_Task objective_:
Give the number of lines that contain the string "frac", please, and nothing else.
_ _ _
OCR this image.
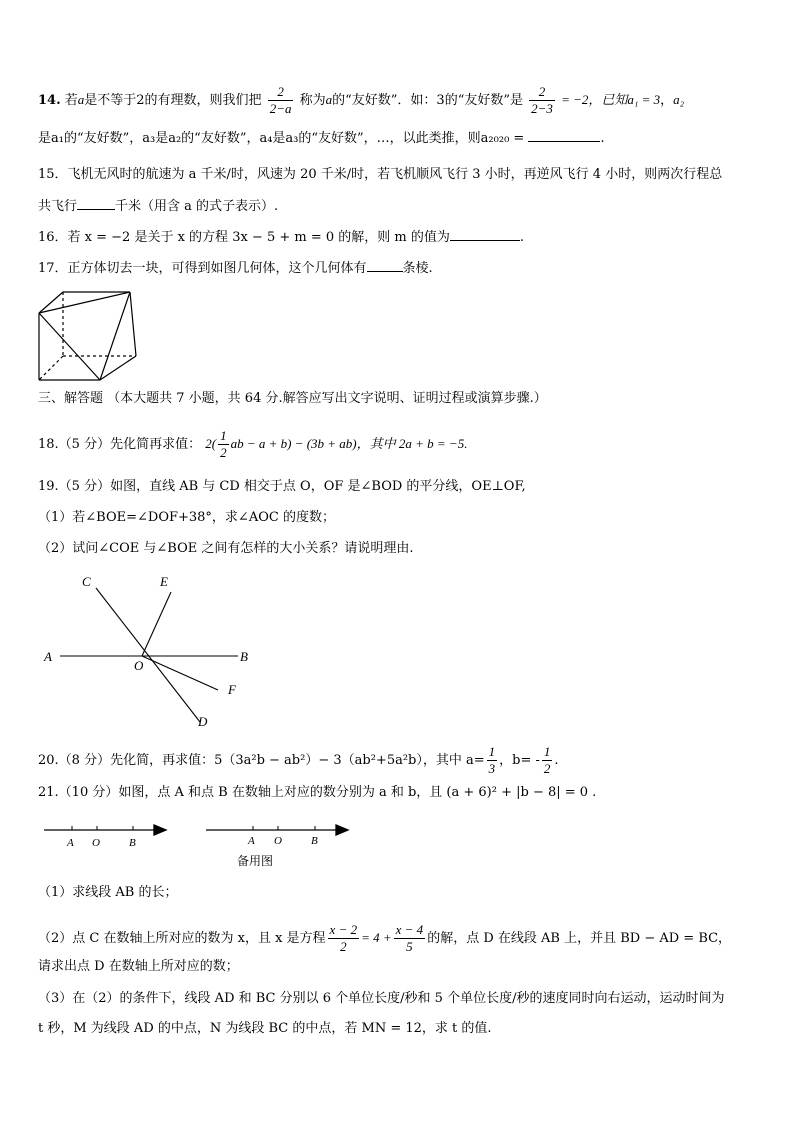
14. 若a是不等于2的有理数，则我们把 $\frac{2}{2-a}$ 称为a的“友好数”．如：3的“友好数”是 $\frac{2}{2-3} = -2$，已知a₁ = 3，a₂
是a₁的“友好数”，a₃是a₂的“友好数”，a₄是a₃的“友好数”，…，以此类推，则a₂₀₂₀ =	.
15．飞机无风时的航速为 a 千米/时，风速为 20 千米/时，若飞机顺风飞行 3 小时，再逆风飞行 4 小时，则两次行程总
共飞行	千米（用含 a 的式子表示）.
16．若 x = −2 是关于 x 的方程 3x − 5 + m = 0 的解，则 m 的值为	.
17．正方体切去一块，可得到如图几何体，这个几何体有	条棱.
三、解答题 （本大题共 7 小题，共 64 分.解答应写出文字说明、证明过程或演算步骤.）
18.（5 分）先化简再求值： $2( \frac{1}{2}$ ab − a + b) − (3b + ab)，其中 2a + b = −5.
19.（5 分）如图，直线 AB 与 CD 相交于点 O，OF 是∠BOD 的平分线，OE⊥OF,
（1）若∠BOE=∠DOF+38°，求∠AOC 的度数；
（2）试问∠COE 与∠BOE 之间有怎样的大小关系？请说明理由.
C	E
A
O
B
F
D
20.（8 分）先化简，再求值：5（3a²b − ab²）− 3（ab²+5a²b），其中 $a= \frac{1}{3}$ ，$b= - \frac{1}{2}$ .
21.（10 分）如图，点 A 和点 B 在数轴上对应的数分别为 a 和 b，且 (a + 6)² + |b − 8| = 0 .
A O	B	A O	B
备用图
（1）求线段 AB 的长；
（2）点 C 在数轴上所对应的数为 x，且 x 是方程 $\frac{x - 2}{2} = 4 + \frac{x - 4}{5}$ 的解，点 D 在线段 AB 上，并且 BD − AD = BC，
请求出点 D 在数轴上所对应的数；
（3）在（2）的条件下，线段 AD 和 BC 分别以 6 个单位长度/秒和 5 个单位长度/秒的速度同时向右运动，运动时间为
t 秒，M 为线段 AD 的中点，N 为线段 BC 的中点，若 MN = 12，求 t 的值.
_ _ _
_Response to the exercise_:
4